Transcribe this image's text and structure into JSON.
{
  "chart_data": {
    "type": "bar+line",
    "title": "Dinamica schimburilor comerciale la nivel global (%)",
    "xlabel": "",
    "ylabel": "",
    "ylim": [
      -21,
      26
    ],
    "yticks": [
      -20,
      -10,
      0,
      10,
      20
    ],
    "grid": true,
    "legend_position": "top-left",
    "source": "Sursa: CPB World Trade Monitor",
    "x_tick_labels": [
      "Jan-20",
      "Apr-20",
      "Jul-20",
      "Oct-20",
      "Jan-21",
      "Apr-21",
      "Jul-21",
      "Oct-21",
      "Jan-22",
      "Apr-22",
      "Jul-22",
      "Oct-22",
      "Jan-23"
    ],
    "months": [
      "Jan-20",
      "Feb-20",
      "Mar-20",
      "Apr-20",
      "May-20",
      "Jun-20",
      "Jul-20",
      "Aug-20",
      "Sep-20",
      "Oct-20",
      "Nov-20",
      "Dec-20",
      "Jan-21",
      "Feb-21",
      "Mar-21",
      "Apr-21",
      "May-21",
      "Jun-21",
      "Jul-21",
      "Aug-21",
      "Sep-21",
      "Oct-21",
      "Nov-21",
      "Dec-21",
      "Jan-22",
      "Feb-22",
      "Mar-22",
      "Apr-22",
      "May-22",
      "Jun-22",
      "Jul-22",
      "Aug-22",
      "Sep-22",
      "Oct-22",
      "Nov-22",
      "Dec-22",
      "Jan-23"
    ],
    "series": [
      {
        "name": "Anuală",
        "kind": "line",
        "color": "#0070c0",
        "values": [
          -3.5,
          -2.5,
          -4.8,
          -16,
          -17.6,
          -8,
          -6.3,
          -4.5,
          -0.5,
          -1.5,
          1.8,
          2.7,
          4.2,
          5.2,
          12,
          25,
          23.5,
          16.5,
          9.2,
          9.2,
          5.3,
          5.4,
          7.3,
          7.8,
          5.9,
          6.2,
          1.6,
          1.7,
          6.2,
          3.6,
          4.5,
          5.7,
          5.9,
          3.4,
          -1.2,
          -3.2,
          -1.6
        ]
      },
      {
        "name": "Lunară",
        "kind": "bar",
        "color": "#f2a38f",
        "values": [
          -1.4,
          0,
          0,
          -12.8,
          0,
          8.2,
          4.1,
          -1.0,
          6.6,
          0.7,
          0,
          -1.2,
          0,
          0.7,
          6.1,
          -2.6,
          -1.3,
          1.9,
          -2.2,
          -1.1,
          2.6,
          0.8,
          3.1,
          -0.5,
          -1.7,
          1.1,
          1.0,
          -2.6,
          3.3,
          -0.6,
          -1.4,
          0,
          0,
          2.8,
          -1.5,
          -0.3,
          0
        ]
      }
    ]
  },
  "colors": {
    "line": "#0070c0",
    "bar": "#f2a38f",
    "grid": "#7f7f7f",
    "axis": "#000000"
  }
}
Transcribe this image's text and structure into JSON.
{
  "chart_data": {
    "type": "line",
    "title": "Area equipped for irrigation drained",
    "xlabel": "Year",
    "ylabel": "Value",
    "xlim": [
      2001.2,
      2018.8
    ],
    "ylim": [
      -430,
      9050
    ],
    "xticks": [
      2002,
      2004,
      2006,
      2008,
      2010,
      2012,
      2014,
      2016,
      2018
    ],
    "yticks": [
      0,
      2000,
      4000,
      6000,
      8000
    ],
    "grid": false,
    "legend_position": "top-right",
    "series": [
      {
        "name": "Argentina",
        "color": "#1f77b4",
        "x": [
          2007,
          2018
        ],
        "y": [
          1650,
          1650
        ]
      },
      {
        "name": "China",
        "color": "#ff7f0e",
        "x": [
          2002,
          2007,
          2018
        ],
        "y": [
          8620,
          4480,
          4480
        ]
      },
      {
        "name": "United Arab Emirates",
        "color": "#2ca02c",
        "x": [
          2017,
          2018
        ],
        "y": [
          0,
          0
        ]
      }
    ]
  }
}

### PROBLEM STATEMENT
From the listing above, extract all records word for word.

### COMPLETE ANSWER
Transcribe this image's text and structure into JSON.
{
  "chart_data": {
    "type": "bar+line",
    "title": "Dinamica schimburilor comerciale la nivel global (%)",
    "xlabel": "",
    "ylabel": "",
    "ylim": [
      -21,
      26
    ],
    "yticks": [
      -20,
      -10,
      0,
      10,
      20
    ],
    "grid": true,
    "legend_position": "top-left",
    "source": "Sursa: CPB World Trade Monitor",
    "x_tick_labels": [
      "Jan-20",
      "Apr-20",
      "Jul-20",
      "Oct-20",
      "Jan-21",
      "Apr-21",
      "Jul-21",
      "Oct-21",
      "Jan-22",
      "Apr-22",
      "Jul-22",
      "Oct-22",
      "Jan-23"
    ],
    "months": [
      "Jan-20",
      "Feb-20",
      "Mar-20",
      "Apr-20",
      "May-20",
      "Jun-20",
      "Jul-20",
      "Aug-20",
      "Sep-20",
      "Oct-20",
      "Nov-20",
      "Dec-20",
      "Jan-21",
      "Feb-21",
      "Mar-21",
      "Apr-21",
      "May-21",
      "Jun-21",
      "Jul-21",
      "Aug-21",
      "Sep-21",
      "Oct-21",
      "Nov-21",
      "Dec-21",
      "Jan-22",
      "Feb-22",
      "Mar-22",
      "Apr-22",
      "May-22",
      "Jun-22",
      "Jul-22",
      "Aug-22",
      "Sep-22",
      "Oct-22",
      "Nov-22",
      "Dec-22",
      "Jan-23"
    ],
    "series": [
      {
        "name": "Anuală",
        "kind": "line",
        "color": "#0070c0",
        "values": [
          -3.5,
          -2.5,
          -4.8,
          -16,
          -17.6,
          -8,
          -6.3,
          -4.5,
          -0.5,
          -1.5,
          1.8,
          2.7,
          4.2,
          5.2,
          12,
          25,
          23.5,
          16.5,
          9.2,
          9.2,
          5.3,
          5.4,
          7.3,
          7.8,
          5.9,
          6.2,
          1.6,
          1.7,
          6.2,
          3.6,
          4.5,
          5.7,
          5.9,
          3.4,
          -1.2,
          -3.2,
          -1.6
        ]
      },
      {
        "name": "Lunară",
        "kind": "bar",
        "color": "#f2a38f",
        "values": [
          -1.4,
          0,
          0,
          -12.8,
          0,
          8.2,
          4.1,
          -1.0,
          6.6,
          0.7,
          0,
          -1.2,
          0,
          0.7,
          6.1,
          -2.6,
          -1.3,
          1.9,
          -2.2,
          -1.1,
          2.6,
          0.8,
          3.1,
          -0.5,
          -1.7,
          1.1,
          1.0,
          -2.6,
          3.3,
          -0.6,
          -1.4,
          0,
          0,
          2.8,
          -1.5,
          -0.3,
          0
        ]
      }
    ]
  },
  "colors": {
    "line": "#0070c0",
    "bar": "#f2a38f",
    "grid": "#7f7f7f",
    "axis": "#000000"
  }
}
Transcribe this image's text and structure into JSON.
{
  "chart_data": {
    "type": "line",
    "title": "Area equipped for irrigation drained",
    "xlabel": "Year",
    "ylabel": "Value",
    "xlim": [
      2001.2,
      2018.8
    ],
    "ylim": [
      -430,
      9050
    ],
    "xticks": [
      2002,
      2004,
      2006,
      2008,
      2010,
      2012,
      2014,
      2016,
      2018
    ],
    "yticks": [
      0,
      2000,
      4000,
      6000,
      8000
    ],
    "grid": false,
    "legend_position": "top-right",
    "series": [
      {
        "name": "Argentina",
        "color": "#1f77b4",
        "x": [
          2007,
          2018
        ],
        "y": [
          1650,
          1650
        ]
      },
      {
        "name": "China",
        "color": "#ff7f0e",
        "x": [
          2002,
          2007,
          2018
        ],
        "y": [
          8620,
          4480,
          4480
        ]
      },
      {
        "name": "United Arab Emirates",
        "color": "#2ca02c",
        "x": [
          2017,
          2018
        ],
        "y": [
          0,
          0
        ]
      }
    ]
  }
}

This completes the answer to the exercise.